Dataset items
---*---

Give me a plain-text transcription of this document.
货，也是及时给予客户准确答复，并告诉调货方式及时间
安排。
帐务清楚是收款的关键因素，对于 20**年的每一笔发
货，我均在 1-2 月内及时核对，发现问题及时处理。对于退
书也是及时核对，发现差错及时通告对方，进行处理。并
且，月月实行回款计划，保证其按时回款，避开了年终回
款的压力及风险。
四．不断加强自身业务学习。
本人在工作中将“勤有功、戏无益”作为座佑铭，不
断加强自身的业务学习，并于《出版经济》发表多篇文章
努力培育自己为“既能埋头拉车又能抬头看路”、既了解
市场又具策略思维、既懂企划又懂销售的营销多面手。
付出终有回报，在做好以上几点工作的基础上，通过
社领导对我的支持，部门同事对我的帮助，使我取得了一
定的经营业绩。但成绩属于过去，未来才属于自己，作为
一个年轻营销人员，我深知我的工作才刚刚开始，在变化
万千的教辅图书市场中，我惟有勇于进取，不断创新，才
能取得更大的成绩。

---*---

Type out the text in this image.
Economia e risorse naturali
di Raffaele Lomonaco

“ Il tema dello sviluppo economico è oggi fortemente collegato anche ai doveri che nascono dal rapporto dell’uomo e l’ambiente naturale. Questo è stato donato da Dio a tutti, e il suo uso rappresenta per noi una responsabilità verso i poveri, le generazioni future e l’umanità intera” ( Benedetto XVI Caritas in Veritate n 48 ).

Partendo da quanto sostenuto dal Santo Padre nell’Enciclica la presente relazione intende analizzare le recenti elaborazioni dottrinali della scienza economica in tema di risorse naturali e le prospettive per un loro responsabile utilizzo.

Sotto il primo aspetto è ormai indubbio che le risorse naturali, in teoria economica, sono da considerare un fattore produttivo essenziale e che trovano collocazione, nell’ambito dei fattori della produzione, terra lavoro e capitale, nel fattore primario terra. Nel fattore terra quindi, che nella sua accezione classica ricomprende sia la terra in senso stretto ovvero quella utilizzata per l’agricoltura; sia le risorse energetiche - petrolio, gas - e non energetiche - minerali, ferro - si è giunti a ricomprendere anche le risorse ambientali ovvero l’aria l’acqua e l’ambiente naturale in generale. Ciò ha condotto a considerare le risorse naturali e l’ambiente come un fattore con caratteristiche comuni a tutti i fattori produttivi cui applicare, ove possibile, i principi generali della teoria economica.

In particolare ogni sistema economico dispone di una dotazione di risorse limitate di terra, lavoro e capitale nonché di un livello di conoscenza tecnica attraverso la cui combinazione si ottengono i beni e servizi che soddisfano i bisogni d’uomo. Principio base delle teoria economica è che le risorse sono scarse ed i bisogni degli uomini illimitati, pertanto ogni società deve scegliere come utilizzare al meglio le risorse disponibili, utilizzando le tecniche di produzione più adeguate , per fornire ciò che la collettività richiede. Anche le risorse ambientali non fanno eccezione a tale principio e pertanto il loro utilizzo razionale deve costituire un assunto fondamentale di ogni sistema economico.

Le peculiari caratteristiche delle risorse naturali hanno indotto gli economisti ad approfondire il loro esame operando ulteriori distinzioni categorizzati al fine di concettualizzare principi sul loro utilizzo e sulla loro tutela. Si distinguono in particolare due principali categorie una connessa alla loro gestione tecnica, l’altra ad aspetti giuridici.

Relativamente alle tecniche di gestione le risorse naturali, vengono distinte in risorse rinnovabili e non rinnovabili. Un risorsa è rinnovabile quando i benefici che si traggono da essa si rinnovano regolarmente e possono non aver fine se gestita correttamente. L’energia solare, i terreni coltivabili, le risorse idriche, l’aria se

---*---

## WORK INSTRUCTIONS
Return, from the data, each line that has the word "text" in it.

## RESPONSE TO THIS TASK
Give me a plain-text transcription of this document.
Type out the text in this image.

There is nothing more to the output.